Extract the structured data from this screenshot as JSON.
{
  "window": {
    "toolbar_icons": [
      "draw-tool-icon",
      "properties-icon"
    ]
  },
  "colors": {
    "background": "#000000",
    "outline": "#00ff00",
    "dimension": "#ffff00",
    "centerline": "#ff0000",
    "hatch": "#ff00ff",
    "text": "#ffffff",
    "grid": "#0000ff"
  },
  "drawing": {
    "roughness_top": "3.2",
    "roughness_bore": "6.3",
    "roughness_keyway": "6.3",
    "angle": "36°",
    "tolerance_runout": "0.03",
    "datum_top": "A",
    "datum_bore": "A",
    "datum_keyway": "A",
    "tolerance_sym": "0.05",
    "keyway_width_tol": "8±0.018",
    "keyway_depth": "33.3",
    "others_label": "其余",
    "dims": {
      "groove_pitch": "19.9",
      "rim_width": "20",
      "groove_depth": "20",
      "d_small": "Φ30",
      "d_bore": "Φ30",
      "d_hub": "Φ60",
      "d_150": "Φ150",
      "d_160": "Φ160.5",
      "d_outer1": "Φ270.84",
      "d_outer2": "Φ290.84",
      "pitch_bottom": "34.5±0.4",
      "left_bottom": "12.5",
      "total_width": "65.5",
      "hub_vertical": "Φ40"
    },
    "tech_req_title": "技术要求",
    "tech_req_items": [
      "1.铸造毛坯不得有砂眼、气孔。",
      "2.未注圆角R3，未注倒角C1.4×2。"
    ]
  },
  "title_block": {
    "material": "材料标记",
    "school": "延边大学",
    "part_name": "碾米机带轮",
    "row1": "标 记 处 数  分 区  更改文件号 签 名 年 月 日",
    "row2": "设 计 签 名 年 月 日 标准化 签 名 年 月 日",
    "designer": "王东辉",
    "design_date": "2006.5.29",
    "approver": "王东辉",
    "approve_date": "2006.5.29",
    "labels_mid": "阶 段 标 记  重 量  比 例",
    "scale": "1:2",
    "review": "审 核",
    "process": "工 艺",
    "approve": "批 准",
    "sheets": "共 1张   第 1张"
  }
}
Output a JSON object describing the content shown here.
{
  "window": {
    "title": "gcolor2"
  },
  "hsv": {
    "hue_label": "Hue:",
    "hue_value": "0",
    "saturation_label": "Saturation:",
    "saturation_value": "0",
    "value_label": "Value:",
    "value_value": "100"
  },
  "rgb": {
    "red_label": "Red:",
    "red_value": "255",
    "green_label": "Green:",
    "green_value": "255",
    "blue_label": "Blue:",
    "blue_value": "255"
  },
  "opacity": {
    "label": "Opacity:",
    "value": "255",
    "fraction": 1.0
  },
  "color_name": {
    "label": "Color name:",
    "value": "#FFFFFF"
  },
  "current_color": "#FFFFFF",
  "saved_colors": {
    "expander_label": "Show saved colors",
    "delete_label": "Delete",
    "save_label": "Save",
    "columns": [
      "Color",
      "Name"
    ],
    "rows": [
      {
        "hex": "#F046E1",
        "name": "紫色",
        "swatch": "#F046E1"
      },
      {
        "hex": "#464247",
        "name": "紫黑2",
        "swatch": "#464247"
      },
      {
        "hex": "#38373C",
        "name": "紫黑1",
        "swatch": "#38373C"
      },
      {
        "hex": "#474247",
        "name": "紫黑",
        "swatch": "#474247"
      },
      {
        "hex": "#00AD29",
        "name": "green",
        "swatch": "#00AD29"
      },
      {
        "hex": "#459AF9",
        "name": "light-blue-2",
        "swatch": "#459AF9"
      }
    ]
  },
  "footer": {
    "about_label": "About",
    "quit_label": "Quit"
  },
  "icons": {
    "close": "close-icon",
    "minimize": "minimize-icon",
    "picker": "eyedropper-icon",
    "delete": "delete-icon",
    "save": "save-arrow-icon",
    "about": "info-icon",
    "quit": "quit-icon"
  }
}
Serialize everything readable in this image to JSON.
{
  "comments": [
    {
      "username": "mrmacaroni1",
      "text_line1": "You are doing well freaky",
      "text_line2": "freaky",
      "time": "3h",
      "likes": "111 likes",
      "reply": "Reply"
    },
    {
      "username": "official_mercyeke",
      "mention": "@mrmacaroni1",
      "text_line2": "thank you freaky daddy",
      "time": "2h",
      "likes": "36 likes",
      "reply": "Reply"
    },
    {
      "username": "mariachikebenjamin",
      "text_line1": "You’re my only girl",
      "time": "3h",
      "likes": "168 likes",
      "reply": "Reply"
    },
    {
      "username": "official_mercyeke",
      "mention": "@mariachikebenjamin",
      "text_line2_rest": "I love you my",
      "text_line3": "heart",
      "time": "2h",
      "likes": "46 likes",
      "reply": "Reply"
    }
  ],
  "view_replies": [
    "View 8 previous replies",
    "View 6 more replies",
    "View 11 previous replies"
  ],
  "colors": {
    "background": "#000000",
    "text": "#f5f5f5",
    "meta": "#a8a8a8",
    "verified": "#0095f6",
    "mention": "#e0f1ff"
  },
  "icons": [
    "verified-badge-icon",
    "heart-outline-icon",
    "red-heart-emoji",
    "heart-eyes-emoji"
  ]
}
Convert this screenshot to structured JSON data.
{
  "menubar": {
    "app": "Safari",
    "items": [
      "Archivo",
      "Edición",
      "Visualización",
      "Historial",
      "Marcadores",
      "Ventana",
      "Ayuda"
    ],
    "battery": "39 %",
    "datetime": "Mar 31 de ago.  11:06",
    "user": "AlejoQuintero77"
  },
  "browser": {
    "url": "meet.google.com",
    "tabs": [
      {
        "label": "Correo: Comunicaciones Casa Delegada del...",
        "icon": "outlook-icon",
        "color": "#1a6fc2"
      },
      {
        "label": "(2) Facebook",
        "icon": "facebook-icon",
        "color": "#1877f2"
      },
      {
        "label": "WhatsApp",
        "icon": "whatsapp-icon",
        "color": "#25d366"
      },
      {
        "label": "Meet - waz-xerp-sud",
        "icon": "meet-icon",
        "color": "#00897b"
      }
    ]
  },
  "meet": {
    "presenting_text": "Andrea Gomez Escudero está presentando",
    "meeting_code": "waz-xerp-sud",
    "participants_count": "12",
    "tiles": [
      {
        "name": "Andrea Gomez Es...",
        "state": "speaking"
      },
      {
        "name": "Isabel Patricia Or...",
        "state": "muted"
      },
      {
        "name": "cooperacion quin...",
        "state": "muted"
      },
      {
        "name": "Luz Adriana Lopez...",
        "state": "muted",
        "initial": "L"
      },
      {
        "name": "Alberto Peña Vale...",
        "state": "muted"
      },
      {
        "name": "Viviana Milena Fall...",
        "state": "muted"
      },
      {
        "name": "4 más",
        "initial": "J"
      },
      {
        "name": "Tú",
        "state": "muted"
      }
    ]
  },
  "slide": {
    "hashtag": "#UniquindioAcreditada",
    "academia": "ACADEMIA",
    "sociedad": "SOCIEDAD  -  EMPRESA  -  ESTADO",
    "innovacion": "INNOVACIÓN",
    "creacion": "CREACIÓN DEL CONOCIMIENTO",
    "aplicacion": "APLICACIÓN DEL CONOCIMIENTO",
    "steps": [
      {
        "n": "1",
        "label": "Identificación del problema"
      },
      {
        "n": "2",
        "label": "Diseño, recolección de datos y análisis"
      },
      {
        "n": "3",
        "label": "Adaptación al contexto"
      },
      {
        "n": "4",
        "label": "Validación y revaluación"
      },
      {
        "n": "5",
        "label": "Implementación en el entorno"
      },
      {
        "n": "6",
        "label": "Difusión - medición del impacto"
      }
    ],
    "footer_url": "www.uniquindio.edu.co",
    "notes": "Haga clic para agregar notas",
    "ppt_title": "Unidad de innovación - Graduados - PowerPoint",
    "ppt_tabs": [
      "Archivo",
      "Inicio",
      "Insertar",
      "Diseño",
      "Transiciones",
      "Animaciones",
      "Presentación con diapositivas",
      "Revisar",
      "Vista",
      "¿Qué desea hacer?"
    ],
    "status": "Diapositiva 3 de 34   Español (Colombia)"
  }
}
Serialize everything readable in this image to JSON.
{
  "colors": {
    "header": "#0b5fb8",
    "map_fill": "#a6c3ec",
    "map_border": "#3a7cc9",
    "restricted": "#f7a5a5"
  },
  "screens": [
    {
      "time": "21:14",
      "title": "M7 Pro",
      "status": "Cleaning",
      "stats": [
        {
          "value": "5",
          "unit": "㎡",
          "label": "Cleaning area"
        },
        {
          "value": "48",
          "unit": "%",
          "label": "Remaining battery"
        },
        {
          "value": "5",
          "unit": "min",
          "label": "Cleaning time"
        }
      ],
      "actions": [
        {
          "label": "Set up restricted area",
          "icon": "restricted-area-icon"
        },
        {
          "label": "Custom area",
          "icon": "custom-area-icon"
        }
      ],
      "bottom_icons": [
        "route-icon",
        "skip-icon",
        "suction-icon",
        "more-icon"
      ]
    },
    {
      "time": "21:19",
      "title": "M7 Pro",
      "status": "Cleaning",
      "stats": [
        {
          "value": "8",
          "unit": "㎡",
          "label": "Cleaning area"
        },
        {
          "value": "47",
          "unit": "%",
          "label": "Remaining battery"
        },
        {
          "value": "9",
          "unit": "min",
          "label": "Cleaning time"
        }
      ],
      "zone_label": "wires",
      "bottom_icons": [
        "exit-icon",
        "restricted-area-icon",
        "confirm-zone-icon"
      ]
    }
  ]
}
##########
[Given problem]: Which lines contain the word "JSON"? Copy each of them.

[Answer to the task]:
Extract the structured data from this screenshot as JSON.
Output a JSON object describing the content shown here.
Serialize everything readable in this image to JSON.
Convert this screenshot to structured JSON data.
Serialize everything readable in this image to JSON.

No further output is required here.